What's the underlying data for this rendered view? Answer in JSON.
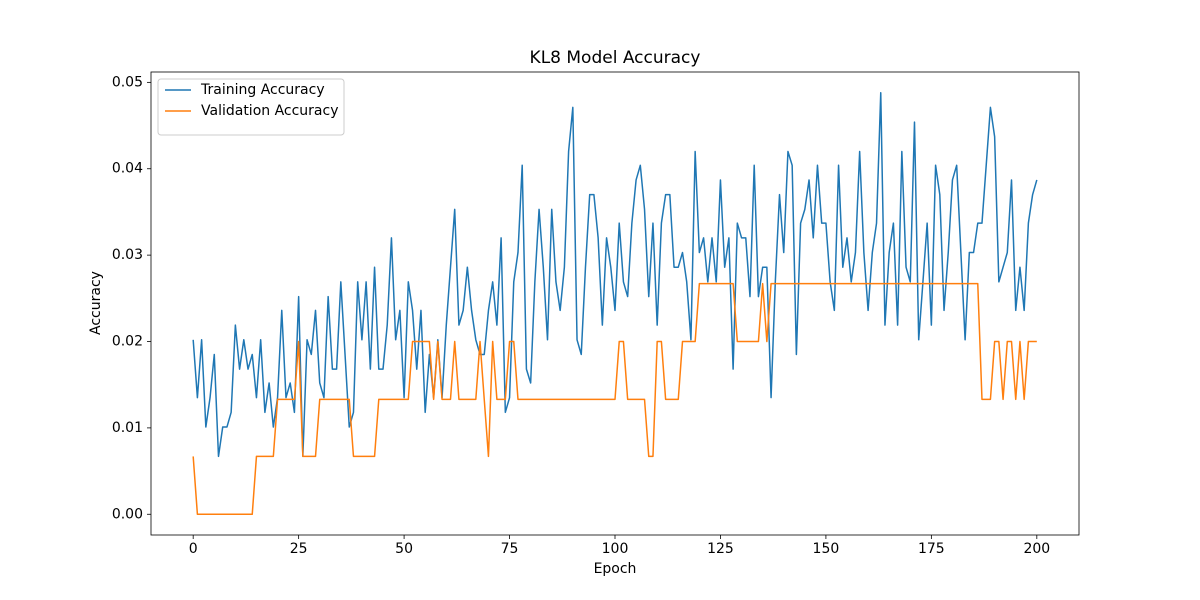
{
  "chart_data": {
    "type": "line",
    "title": "KL8 Model Accuracy",
    "x_label": "Epoch",
    "y_label": "Accuracy",
    "x": [
      0,
      1,
      2,
      3,
      4,
      5,
      6,
      7,
      8,
      9,
      10,
      11,
      12,
      13,
      14,
      15,
      16,
      17,
      18,
      19,
      20,
      21,
      22,
      23,
      24,
      25,
      26,
      27,
      28,
      29,
      30,
      31,
      32,
      33,
      34,
      35,
      36,
      37,
      38,
      39,
      40,
      41,
      42,
      43,
      44,
      45,
      46,
      47,
      48,
      49,
      50,
      51,
      52,
      53,
      54,
      55,
      56,
      57,
      58,
      59,
      60,
      61,
      62,
      63,
      64,
      65,
      66,
      67,
      68,
      69,
      70,
      71,
      72,
      73,
      74,
      75,
      76,
      77,
      78,
      79,
      80,
      81,
      82,
      83,
      84,
      85,
      86,
      87,
      88,
      89,
      90,
      91,
      92,
      93,
      94,
      95,
      96,
      97,
      98,
      99,
      100,
      101,
      102,
      103,
      104,
      105,
      106,
      107,
      108,
      109,
      110,
      111,
      112,
      113,
      114,
      115,
      116,
      117,
      118,
      119,
      120,
      121,
      122,
      123,
      124,
      125,
      126,
      127,
      128,
      129,
      130,
      131,
      132,
      133,
      134,
      135,
      136,
      137,
      138,
      139,
      140,
      141,
      142,
      143,
      144,
      145,
      146,
      147,
      148,
      149,
      150,
      151,
      152,
      153,
      154,
      155,
      156,
      157,
      158,
      159,
      160,
      161,
      162,
      163,
      164,
      165,
      166,
      167,
      168,
      169,
      170,
      171,
      172,
      173,
      174,
      175,
      176,
      177,
      178,
      179,
      180,
      181,
      182,
      183,
      184,
      185,
      186,
      187,
      188,
      189,
      190,
      191,
      192,
      193,
      194,
      195,
      196,
      197,
      198,
      199,
      200
    ],
    "series": [
      {
        "name": "Training Accuracy",
        "color": "#1f77b4",
        "values": [
          0.0202,
          0.0135,
          0.0202,
          0.0101,
          0.0135,
          0.0185,
          0.0067,
          0.0101,
          0.0101,
          0.0118,
          0.0219,
          0.0168,
          0.0202,
          0.0168,
          0.0185,
          0.0135,
          0.0202,
          0.0118,
          0.0152,
          0.0101,
          0.0135,
          0.0236,
          0.0135,
          0.0152,
          0.0118,
          0.0252,
          0.0067,
          0.0202,
          0.0185,
          0.0236,
          0.0152,
          0.0135,
          0.0252,
          0.0168,
          0.0168,
          0.0269,
          0.0185,
          0.0101,
          0.0118,
          0.0269,
          0.0202,
          0.0269,
          0.0168,
          0.0286,
          0.0168,
          0.0168,
          0.0219,
          0.032,
          0.0202,
          0.0236,
          0.0135,
          0.0269,
          0.0236,
          0.0168,
          0.0236,
          0.0118,
          0.0185,
          0.0135,
          0.0202,
          0.0135,
          0.0219,
          0.0286,
          0.0353,
          0.0219,
          0.0236,
          0.0286,
          0.0236,
          0.0202,
          0.0185,
          0.0185,
          0.0236,
          0.0269,
          0.0219,
          0.032,
          0.0118,
          0.0135,
          0.0269,
          0.0303,
          0.0404,
          0.0168,
          0.0152,
          0.0269,
          0.0353,
          0.0286,
          0.0202,
          0.0353,
          0.0269,
          0.0236,
          0.0286,
          0.042,
          0.0471,
          0.0202,
          0.0185,
          0.0286,
          0.037,
          0.037,
          0.032,
          0.0219,
          0.032,
          0.0286,
          0.0236,
          0.0337,
          0.0269,
          0.0252,
          0.0337,
          0.0387,
          0.0404,
          0.0353,
          0.0252,
          0.0337,
          0.0219,
          0.0337,
          0.037,
          0.037,
          0.0286,
          0.0286,
          0.0303,
          0.0269,
          0.0202,
          0.042,
          0.0303,
          0.032,
          0.0269,
          0.032,
          0.0269,
          0.0387,
          0.0286,
          0.032,
          0.0168,
          0.0337,
          0.032,
          0.032,
          0.0252,
          0.0404,
          0.0252,
          0.0286,
          0.0286,
          0.0135,
          0.0269,
          0.037,
          0.0303,
          0.042,
          0.0404,
          0.0185,
          0.0337,
          0.0353,
          0.0387,
          0.032,
          0.0404,
          0.0337,
          0.0337,
          0.0269,
          0.0236,
          0.0404,
          0.0286,
          0.032,
          0.0269,
          0.0303,
          0.042,
          0.0303,
          0.0236,
          0.0303,
          0.0337,
          0.0488,
          0.0219,
          0.0303,
          0.0337,
          0.0219,
          0.042,
          0.0286,
          0.0269,
          0.0454,
          0.0202,
          0.0269,
          0.0337,
          0.0219,
          0.0404,
          0.037,
          0.0236,
          0.0303,
          0.0387,
          0.0404,
          0.0303,
          0.0202,
          0.0303,
          0.0303,
          0.0337,
          0.0337,
          0.0404,
          0.0471,
          0.0437,
          0.0269,
          0.0286,
          0.0303,
          0.0387,
          0.0236,
          0.0286,
          0.0236,
          0.0337,
          0.037,
          0.0387
        ]
      },
      {
        "name": "Validation Accuracy",
        "color": "#ff7f0e",
        "values": [
          0.0067,
          0,
          0,
          0,
          0,
          0,
          0,
          0,
          0,
          0,
          0,
          0,
          0,
          0,
          0,
          0.0067,
          0.0067,
          0.0067,
          0.0067,
          0.0067,
          0.0133,
          0.0133,
          0.0133,
          0.0133,
          0.0133,
          0.02,
          0.0067,
          0.0067,
          0.0067,
          0.0067,
          0.0133,
          0.0133,
          0.0133,
          0.0133,
          0.0133,
          0.0133,
          0.0133,
          0.0133,
          0.0067,
          0.0067,
          0.0067,
          0.0067,
          0.0067,
          0.0067,
          0.0133,
          0.0133,
          0.0133,
          0.0133,
          0.0133,
          0.0133,
          0.0133,
          0.0133,
          0.02,
          0.02,
          0.02,
          0.02,
          0.02,
          0.0133,
          0.02,
          0.0133,
          0.0133,
          0.0133,
          0.02,
          0.0133,
          0.0133,
          0.0133,
          0.0133,
          0.0133,
          0.02,
          0.0133,
          0.0067,
          0.02,
          0.0133,
          0.0133,
          0.0133,
          0.02,
          0.02,
          0.0133,
          0.0133,
          0.0133,
          0.0133,
          0.0133,
          0.0133,
          0.0133,
          0.0133,
          0.0133,
          0.0133,
          0.0133,
          0.0133,
          0.0133,
          0.0133,
          0.0133,
          0.0133,
          0.0133,
          0.0133,
          0.0133,
          0.0133,
          0.0133,
          0.0133,
          0.0133,
          0.0133,
          0.02,
          0.02,
          0.0133,
          0.0133,
          0.0133,
          0.0133,
          0.0133,
          0.0067,
          0.0067,
          0.02,
          0.02,
          0.0133,
          0.0133,
          0.0133,
          0.0133,
          0.02,
          0.02,
          0.02,
          0.02,
          0.0267,
          0.0267,
          0.0267,
          0.0267,
          0.0267,
          0.0267,
          0.0267,
          0.0267,
          0.0267,
          0.02,
          0.02,
          0.02,
          0.02,
          0.02,
          0.02,
          0.0267,
          0.02,
          0.0267,
          0.0267,
          0.0267,
          0.0267,
          0.0267,
          0.0267,
          0.0267,
          0.0267,
          0.0267,
          0.0267,
          0.0267,
          0.0267,
          0.0267,
          0.0267,
          0.0267,
          0.0267,
          0.0267,
          0.0267,
          0.0267,
          0.0267,
          0.0267,
          0.0267,
          0.0267,
          0.0267,
          0.0267,
          0.0267,
          0.0267,
          0.0267,
          0.0267,
          0.0267,
          0.0267,
          0.0267,
          0.0267,
          0.0267,
          0.0267,
          0.0267,
          0.0267,
          0.0267,
          0.0267,
          0.0267,
          0.0267,
          0.0267,
          0.0267,
          0.0267,
          0.0267,
          0.0267,
          0.0267,
          0.0267,
          0.0267,
          0.0267,
          0.0133,
          0.0133,
          0.0133,
          0.02,
          0.02,
          0.0133,
          0.02,
          0.02,
          0.0133,
          0.02,
          0.0133,
          0.02,
          0.02,
          0.02
        ]
      }
    ],
    "xlim": [
      -10,
      210
    ],
    "xticks": [
      0,
      25,
      50,
      75,
      100,
      125,
      150,
      175,
      200
    ],
    "ylim": [
      -0.0024,
      0.0512
    ],
    "yticks": [
      {
        "value": 0,
        "label": "0.00"
      },
      0.01,
      0.02,
      0.03,
      0.04,
      0.05
    ],
    "grid": false,
    "legend": "upper-left"
  }
}
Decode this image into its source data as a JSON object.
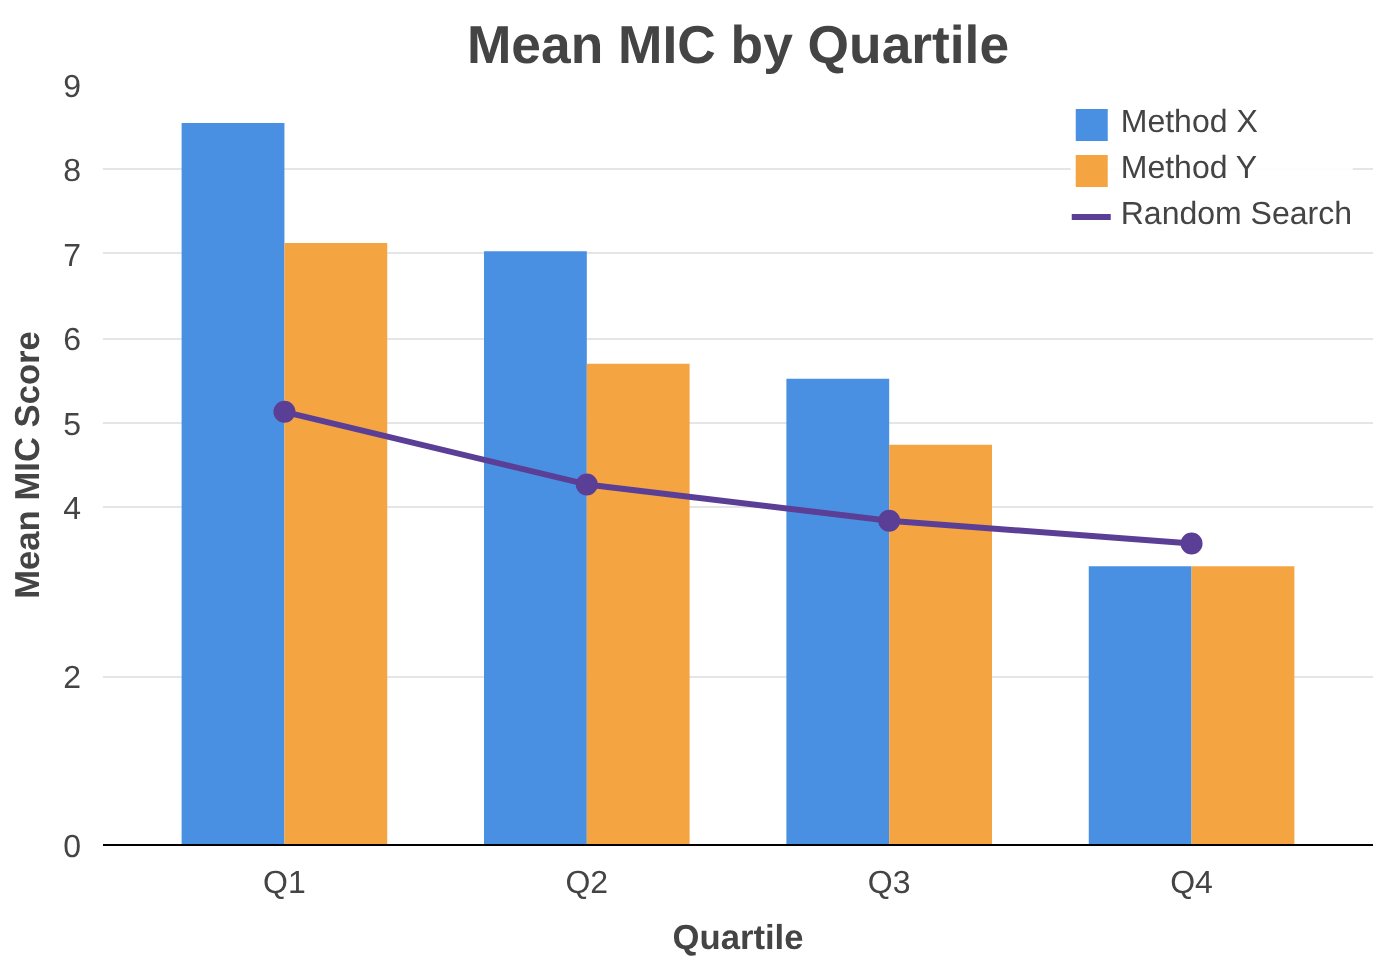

============

» AIM OF THE EXERCISE
Go through the listing above and list every line that has the word "JSON".

» ANSWER TO THE TASK
What's the underlying data for this rendered view? Answer in JSON.
Decode this image into its source data as a JSON object.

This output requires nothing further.